§ Given exercise: Copy every line of the data below without altering it, but leave out the pictures.

§ Information provided:
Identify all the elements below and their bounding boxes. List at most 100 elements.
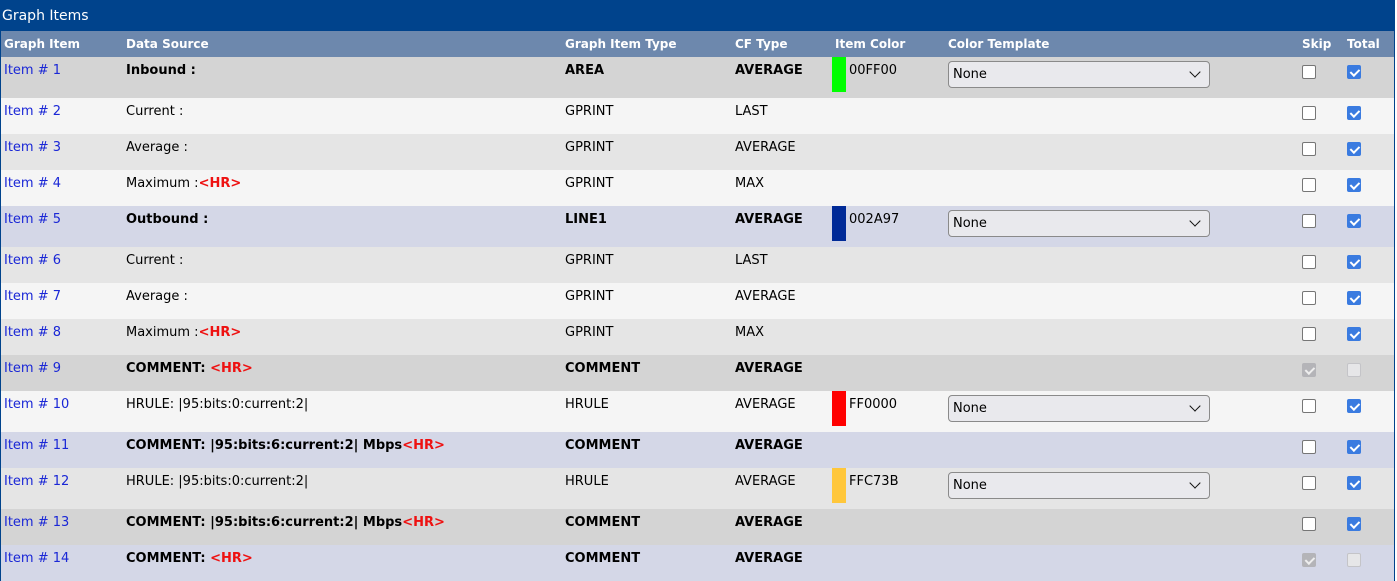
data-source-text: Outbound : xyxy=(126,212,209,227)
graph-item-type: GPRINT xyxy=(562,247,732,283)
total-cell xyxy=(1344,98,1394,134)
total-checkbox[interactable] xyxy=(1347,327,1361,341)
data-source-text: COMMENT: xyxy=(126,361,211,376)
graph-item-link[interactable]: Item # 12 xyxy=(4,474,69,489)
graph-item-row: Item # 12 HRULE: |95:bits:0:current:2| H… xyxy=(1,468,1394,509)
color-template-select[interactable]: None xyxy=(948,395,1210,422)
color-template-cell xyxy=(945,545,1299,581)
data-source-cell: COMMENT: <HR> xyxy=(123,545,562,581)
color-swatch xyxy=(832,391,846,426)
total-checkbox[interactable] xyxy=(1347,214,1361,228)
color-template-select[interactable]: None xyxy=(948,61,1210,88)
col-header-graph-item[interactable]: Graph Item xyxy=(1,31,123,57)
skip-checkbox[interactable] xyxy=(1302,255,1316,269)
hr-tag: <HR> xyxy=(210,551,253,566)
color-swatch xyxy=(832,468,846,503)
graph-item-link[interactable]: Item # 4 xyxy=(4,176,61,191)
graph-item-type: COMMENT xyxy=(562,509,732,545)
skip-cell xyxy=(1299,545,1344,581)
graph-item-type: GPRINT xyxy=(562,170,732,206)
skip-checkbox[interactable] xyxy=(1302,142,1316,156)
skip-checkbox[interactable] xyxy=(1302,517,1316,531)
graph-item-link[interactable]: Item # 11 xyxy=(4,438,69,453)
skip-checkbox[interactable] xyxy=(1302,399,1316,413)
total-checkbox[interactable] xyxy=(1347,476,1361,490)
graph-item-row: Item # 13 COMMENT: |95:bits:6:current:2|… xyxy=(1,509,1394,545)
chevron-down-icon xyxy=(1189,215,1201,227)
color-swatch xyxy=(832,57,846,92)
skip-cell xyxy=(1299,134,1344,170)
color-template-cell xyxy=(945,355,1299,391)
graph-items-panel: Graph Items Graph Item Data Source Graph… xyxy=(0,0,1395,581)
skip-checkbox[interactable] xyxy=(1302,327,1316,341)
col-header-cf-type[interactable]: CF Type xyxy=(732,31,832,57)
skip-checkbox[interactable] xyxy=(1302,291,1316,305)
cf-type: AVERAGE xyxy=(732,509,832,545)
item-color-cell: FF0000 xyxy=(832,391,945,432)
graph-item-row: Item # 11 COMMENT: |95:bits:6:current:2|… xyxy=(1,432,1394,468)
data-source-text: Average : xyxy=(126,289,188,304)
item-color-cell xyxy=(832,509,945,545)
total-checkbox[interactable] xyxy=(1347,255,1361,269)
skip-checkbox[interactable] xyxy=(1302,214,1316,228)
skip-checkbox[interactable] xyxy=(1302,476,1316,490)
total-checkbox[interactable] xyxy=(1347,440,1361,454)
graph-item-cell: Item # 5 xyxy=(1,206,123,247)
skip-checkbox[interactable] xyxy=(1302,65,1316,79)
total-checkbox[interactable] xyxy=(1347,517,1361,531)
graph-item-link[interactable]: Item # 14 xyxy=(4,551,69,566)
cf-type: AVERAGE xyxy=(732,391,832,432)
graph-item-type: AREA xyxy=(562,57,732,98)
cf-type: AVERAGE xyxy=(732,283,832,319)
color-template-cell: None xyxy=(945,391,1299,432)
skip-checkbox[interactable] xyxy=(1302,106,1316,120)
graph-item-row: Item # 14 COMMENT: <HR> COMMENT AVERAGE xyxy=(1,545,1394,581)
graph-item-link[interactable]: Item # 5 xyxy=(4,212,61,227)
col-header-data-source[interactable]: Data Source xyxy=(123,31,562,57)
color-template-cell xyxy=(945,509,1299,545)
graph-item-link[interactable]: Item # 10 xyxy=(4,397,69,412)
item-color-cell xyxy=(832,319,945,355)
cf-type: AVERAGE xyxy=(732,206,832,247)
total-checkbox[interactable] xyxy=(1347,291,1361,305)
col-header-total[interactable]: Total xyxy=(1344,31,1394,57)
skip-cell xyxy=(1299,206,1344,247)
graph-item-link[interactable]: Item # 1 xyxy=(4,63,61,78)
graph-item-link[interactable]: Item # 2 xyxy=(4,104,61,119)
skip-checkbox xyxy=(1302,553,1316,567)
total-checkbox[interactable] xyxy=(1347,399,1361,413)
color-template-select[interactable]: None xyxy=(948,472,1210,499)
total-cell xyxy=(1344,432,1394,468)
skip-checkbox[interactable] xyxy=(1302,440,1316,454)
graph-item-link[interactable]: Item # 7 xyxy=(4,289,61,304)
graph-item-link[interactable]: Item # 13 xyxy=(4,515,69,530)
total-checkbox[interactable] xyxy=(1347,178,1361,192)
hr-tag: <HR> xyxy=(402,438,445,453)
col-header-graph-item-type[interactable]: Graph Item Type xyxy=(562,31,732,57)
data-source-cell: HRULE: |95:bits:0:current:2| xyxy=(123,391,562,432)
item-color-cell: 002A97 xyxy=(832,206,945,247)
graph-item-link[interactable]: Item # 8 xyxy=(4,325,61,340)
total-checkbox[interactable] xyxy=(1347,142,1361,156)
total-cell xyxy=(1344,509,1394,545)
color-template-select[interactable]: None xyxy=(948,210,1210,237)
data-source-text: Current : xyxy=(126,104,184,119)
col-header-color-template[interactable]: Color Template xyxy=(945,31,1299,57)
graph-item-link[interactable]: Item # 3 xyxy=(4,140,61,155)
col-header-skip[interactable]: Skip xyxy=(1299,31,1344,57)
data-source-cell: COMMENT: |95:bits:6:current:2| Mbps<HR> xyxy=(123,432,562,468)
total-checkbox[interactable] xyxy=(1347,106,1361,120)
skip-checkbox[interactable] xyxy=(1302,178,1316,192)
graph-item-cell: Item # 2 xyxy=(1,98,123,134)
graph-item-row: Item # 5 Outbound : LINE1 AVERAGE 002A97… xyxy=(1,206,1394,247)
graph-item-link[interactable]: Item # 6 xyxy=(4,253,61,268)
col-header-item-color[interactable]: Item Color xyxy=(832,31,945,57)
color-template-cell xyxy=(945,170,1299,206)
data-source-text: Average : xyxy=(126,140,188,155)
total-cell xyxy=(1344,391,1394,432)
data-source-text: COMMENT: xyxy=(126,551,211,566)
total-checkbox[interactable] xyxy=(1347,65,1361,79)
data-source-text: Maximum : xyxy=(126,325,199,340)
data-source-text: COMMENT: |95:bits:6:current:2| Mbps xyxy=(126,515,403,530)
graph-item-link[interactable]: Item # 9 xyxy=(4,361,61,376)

§ Solution:
Identify all the elements below and their bounding boxes. List at most 100 elements.
data-source-text: Outbound : xyxy=(126,212,209,227)
graph-item-type: GPRINT xyxy=(562,247,732,283)
total-cell xyxy=(1344,98,1394,134)
total-checkbox[interactable] xyxy=(1347,327,1361,341)
data-source-text: COMMENT: xyxy=(126,361,211,376)
graph-item-link[interactable]: Item # 12 xyxy=(4,474,69,489)
graph-item-row: Item # 12 HRULE: |95:bits:0:current:2| H… xyxy=(1,468,1394,509)
color-template-select[interactable]: None xyxy=(948,395,1210,422)
color-template-cell xyxy=(945,545,1299,581)
data-source-cell: COMMENT: <HR> xyxy=(123,545,562,581)
color-swatch xyxy=(832,391,846,426)
total-checkbox[interactable] xyxy=(1347,214,1361,228)
color-template-select[interactable]: None xyxy=(948,61,1210,88)
col-header-graph-item[interactable]: Graph Item xyxy=(1,31,123,57)
skip-checkbox[interactable] xyxy=(1302,255,1316,269)
hr-tag: <HR> xyxy=(210,551,253,566)
color-swatch xyxy=(832,468,846,503)
graph-item-link[interactable]: Item # 4 xyxy=(4,176,61,191)
graph-item-type: COMMENT xyxy=(562,509,732,545)
skip-cell xyxy=(1299,545,1344,581)
graph-item-type: GPRINT xyxy=(562,170,732,206)
skip-checkbox[interactable] xyxy=(1302,142,1316,156)
skip-checkbox[interactable] xyxy=(1302,517,1316,531)
graph-item-link[interactable]: Item # 11 xyxy=(4,438,69,453)
skip-checkbox[interactable] xyxy=(1302,399,1316,413)
total-checkbox[interactable] xyxy=(1347,476,1361,490)
graph-item-row: Item # 13 COMMENT: |95:bits:6:current:2|… xyxy=(1,509,1394,545)
chevron-down-icon xyxy=(1189,215,1201,227)
color-swatch xyxy=(832,57,846,92)
skip-cell xyxy=(1299,134,1344,170)
color-template-cell xyxy=(945,355,1299,391)
graph-items-panel: Graph Items Graph Item Data Source Graph… xyxy=(0,0,1395,581)
skip-checkbox[interactable] xyxy=(1302,327,1316,341)
col-header-cf-type[interactable]: CF Type xyxy=(732,31,832,57)
skip-checkbox[interactable] xyxy=(1302,291,1316,305)
cf-type: AVERAGE xyxy=(732,509,832,545)
item-color-cell: FF0000 xyxy=(832,391,945,432)
graph-item-row: Item # 11 COMMENT: |95:bits:6:current:2|… xyxy=(1,432,1394,468)
data-source-text: Average : xyxy=(126,289,188,304)
item-color-cell xyxy=(832,509,945,545)
total-checkbox[interactable] xyxy=(1347,255,1361,269)
skip-checkbox[interactable] xyxy=(1302,214,1316,228)
skip-checkbox[interactable] xyxy=(1302,476,1316,490)
total-checkbox[interactable] xyxy=(1347,440,1361,454)
graph-item-cell: Item # 5 xyxy=(1,206,123,247)
skip-checkbox[interactable] xyxy=(1302,65,1316,79)
total-checkbox[interactable] xyxy=(1347,517,1361,531)
graph-item-link[interactable]: Item # 14 xyxy=(4,551,69,566)
cf-type: AVERAGE xyxy=(732,391,832,432)
graph-item-type: AREA xyxy=(562,57,732,98)
cf-type: AVERAGE xyxy=(732,283,832,319)
color-template-cell: None xyxy=(945,391,1299,432)
skip-checkbox[interactable] xyxy=(1302,106,1316,120)
graph-item-row: Item # 14 COMMENT: <HR> COMMENT AVERAGE xyxy=(1,545,1394,581)
graph-item-link[interactable]: Item # 5 xyxy=(4,212,61,227)
col-header-data-source[interactable]: Data Source xyxy=(123,31,562,57)
color-template-cell xyxy=(945,509,1299,545)
graph-item-link[interactable]: Item # 10 xyxy=(4,397,69,412)
item-color-cell xyxy=(832,319,945,355)
cf-type: AVERAGE xyxy=(732,206,832,247)
total-checkbox[interactable] xyxy=(1347,291,1361,305)
col-header-total[interactable]: Total xyxy=(1344,31,1394,57)
skip-cell xyxy=(1299,206,1344,247)
graph-item-link[interactable]: Item # 1 xyxy=(4,63,61,78)
graph-item-link[interactable]: Item # 2 xyxy=(4,104,61,119)
skip-checkbox xyxy=(1302,553,1316,567)
total-checkbox[interactable] xyxy=(1347,399,1361,413)
color-template-select[interactable]: None xyxy=(948,472,1210,499)
total-cell xyxy=(1344,432,1394,468)
skip-checkbox[interactable] xyxy=(1302,440,1316,454)
graph-item-link[interactable]: Item # 7 xyxy=(4,289,61,304)
graph-item-link[interactable]: Item # 13 xyxy=(4,515,69,530)
total-checkbox[interactable] xyxy=(1347,178,1361,192)
hr-tag: <HR> xyxy=(402,438,445,453)
col-header-graph-item-type[interactable]: Graph Item Type xyxy=(562,31,732,57)
data-source-cell: HRULE: |95:bits:0:current:2| xyxy=(123,391,562,432)
item-color-cell: 002A97 xyxy=(832,206,945,247)
graph-item-link[interactable]: Item # 8 xyxy=(4,325,61,340)
total-checkbox[interactable] xyxy=(1347,142,1361,156)
total-cell xyxy=(1344,509,1394,545)
color-template-select[interactable]: None xyxy=(948,210,1210,237)
data-source-text: Current : xyxy=(126,104,184,119)
col-header-color-template[interactable]: Color Template xyxy=(945,31,1299,57)
graph-item-link[interactable]: Item # 3 xyxy=(4,140,61,155)
col-header-skip[interactable]: Skip xyxy=(1299,31,1344,57)
data-source-cell: COMMENT: |95:bits:6:current:2| Mbps<HR> xyxy=(123,432,562,468)
total-checkbox[interactable] xyxy=(1347,106,1361,120)
skip-checkbox[interactable] xyxy=(1302,178,1316,192)
graph-item-cell: Item # 2 xyxy=(1,98,123,134)
graph-item-row: Item # 5 Outbound : LINE1 AVERAGE 002A97… xyxy=(1,206,1394,247)
graph-item-link[interactable]: Item # 6 xyxy=(4,253,61,268)
col-header-item-color[interactable]: Item Color xyxy=(832,31,945,57)
color-template-cell xyxy=(945,170,1299,206)
data-source-text: Average : xyxy=(126,140,188,155)
total-cell xyxy=(1344,391,1394,432)
data-source-text: COMMENT: xyxy=(126,551,211,566)
total-checkbox[interactable] xyxy=(1347,65,1361,79)
data-source-text: Maximum : xyxy=(126,325,199,340)
data-source-text: COMMENT: |95:bits:6:current:2| Mbps xyxy=(126,515,403,530)
graph-item-link[interactable]: Item # 9 xyxy=(4,361,61,376)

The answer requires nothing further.